▶ **WHAT TO PRODUCE**:
The lines to be set down run from the line containing "OCR this image." through the final line of the data below; print them exactly and print nothing else.

▶ **RECORD EXCERPTS**:

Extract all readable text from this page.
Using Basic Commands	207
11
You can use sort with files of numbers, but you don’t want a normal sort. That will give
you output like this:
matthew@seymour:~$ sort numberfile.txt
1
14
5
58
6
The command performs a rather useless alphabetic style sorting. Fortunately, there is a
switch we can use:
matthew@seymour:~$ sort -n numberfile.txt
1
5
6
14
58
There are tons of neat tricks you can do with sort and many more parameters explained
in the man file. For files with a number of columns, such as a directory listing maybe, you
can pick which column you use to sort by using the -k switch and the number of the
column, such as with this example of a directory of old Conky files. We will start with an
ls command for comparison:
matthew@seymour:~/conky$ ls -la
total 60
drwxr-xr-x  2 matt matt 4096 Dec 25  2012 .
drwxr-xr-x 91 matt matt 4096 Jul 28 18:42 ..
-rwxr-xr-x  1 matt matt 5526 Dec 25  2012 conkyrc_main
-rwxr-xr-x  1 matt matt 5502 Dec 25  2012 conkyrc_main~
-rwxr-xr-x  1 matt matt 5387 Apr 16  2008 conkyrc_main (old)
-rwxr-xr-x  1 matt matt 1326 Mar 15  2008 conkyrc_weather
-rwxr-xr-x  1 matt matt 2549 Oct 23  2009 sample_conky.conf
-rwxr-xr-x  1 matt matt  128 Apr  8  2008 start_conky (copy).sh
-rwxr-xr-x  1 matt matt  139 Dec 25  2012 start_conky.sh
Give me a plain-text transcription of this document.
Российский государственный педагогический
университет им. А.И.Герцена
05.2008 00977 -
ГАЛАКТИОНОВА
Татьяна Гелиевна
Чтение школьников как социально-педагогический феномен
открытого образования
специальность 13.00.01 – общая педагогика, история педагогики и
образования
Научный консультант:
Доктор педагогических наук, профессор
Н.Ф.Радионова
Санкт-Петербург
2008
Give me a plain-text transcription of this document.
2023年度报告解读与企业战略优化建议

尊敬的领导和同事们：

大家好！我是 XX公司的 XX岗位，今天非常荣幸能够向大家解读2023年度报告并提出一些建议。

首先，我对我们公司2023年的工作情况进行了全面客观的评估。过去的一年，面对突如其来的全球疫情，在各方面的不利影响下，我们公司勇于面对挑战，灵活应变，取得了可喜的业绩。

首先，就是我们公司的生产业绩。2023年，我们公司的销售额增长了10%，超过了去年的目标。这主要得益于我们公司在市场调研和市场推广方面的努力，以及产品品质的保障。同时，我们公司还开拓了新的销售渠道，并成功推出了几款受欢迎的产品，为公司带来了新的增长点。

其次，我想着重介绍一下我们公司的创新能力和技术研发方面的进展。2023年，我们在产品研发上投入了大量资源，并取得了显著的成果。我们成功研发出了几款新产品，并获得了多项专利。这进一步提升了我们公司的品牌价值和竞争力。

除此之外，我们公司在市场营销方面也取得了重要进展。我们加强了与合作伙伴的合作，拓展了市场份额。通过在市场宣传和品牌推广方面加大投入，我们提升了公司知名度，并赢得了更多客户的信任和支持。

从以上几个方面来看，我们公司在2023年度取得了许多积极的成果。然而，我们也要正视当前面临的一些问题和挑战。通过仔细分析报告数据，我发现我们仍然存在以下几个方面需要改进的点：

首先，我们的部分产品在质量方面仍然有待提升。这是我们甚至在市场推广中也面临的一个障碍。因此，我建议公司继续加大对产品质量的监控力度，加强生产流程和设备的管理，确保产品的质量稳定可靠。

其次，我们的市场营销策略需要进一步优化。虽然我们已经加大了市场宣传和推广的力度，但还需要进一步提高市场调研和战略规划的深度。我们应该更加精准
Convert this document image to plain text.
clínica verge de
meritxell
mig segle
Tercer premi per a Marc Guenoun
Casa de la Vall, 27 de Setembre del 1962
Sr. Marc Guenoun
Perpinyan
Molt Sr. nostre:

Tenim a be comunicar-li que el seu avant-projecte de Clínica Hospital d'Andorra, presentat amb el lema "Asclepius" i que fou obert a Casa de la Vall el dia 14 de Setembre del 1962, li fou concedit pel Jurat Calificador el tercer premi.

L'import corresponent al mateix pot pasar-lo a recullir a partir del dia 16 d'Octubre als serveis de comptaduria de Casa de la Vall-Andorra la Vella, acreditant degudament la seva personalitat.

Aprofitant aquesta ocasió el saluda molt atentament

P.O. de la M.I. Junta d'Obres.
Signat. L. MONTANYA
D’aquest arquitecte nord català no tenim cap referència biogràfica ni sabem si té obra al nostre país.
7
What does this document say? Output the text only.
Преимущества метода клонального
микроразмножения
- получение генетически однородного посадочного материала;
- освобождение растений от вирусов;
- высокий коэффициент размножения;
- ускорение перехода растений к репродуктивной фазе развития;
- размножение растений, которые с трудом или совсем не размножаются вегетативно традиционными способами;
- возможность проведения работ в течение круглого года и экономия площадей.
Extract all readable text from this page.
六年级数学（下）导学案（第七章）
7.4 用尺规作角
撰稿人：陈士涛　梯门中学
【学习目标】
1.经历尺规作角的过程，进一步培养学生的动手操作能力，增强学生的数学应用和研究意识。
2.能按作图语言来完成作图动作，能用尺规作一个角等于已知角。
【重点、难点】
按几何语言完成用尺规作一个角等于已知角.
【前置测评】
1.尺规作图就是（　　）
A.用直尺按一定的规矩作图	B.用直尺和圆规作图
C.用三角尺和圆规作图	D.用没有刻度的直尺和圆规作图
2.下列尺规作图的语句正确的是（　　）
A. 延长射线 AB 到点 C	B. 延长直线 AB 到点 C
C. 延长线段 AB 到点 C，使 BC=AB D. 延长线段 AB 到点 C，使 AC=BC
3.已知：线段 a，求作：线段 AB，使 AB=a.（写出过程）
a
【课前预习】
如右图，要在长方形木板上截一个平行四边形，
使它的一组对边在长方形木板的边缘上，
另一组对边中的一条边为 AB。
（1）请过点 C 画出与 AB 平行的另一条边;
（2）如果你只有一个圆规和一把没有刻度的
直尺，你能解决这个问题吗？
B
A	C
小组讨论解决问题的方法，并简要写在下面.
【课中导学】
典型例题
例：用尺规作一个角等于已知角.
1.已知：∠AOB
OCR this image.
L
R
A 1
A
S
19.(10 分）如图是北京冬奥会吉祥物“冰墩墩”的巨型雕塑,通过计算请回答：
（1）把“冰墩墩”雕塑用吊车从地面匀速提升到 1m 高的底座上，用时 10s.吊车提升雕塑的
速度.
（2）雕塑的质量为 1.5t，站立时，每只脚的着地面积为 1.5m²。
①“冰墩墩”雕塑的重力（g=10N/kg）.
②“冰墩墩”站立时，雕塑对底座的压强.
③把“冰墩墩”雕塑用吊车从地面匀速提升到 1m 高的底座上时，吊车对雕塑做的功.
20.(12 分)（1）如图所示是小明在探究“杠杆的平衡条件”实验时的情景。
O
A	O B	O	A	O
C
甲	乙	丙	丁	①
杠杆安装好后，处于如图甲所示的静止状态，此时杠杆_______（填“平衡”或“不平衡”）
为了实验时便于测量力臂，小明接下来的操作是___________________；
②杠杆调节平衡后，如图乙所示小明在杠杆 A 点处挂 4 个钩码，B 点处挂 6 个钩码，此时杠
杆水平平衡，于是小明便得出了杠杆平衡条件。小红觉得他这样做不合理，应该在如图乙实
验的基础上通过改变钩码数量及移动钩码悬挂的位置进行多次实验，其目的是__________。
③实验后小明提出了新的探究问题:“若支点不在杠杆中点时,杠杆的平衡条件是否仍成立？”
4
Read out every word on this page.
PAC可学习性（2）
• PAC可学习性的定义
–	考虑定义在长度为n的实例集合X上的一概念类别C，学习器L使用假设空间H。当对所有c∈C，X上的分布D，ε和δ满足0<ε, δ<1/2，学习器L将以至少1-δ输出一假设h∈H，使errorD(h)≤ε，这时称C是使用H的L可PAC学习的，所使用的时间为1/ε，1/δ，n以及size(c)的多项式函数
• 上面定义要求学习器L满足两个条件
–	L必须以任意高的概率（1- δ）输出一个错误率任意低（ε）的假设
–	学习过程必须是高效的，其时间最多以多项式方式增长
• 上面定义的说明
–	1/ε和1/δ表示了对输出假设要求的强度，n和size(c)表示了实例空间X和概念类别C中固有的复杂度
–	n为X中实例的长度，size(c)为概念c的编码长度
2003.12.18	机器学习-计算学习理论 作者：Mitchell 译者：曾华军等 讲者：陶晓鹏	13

▶ **RESPONSE TO THIS TASK**:
OCR this image.
L
R
A 1
A
S
19.(10 分）如图是北京冬奥会吉祥物“冰墩墩”的巨型雕塑,通过计算请回答：
（1）把“冰墩墩”雕塑用吊车从地面匀速提升到 1m 高的底座上，用时 10s.吊车提升雕塑的
速度.
（2）雕塑的质量为 1.5t，站立时，每只脚的着地面积为 1.5m²。
①“冰墩墩”雕塑的重力（g=10N/kg）.
②“冰墩墩”站立时，雕塑对底座的压强.
③把“冰墩墩”雕塑用吊车从地面匀速提升到 1m 高的底座上时，吊车对雕塑做的功.
20.(12 分)（1）如图所示是小明在探究“杠杆的平衡条件”实验时的情景。
O
A	O B	O	A	O
C
甲	乙	丙	丁	①
杠杆安装好后，处于如图甲所示的静止状态，此时杠杆_______（填“平衡”或“不平衡”）
为了实验时便于测量力臂，小明接下来的操作是___________________；
②杠杆调节平衡后，如图乙所示小明在杠杆 A 点处挂 4 个钩码，B 点处挂 6 个钩码，此时杠
杆水平平衡，于是小明便得出了杠杆平衡条件。小红觉得他这样做不合理，应该在如图乙实
验的基础上通过改变钩码数量及移动钩码悬挂的位置进行多次实验，其目的是__________。
③实验后小明提出了新的探究问题:“若支点不在杠杆中点时,杠杆的平衡条件是否仍成立？”
4
Read out every word on this page.
PAC可学习性（2）
• PAC可学习性的定义
–	考虑定义在长度为n的实例集合X上的一概念类别C，学习器L使用假设空间H。当对所有c∈C，X上的分布D，ε和δ满足0<ε, δ<1/2，学习器L将以至少1-δ输出一假设h∈H，使errorD(h)≤ε，这时称C是使用H的L可PAC学习的，所使用的时间为1/ε，1/δ，n以及size(c)的多项式函数
• 上面定义要求学习器L满足两个条件
–	L必须以任意高的概率（1- δ）输出一个错误率任意低（ε）的假设
–	学习过程必须是高效的，其时间最多以多项式方式增长
• 上面定义的说明
–	1/ε和1/δ表示了对输出假设要求的强度，n和size(c)表示了实例空间X和概念类别C中固有的复杂度
–	n为X中实例的长度，size(c)为概念c的编码长度
2003.12.18	机器学习-计算学习理论 作者：Mitchell 译者：曾华军等 讲者：陶晓鹏	13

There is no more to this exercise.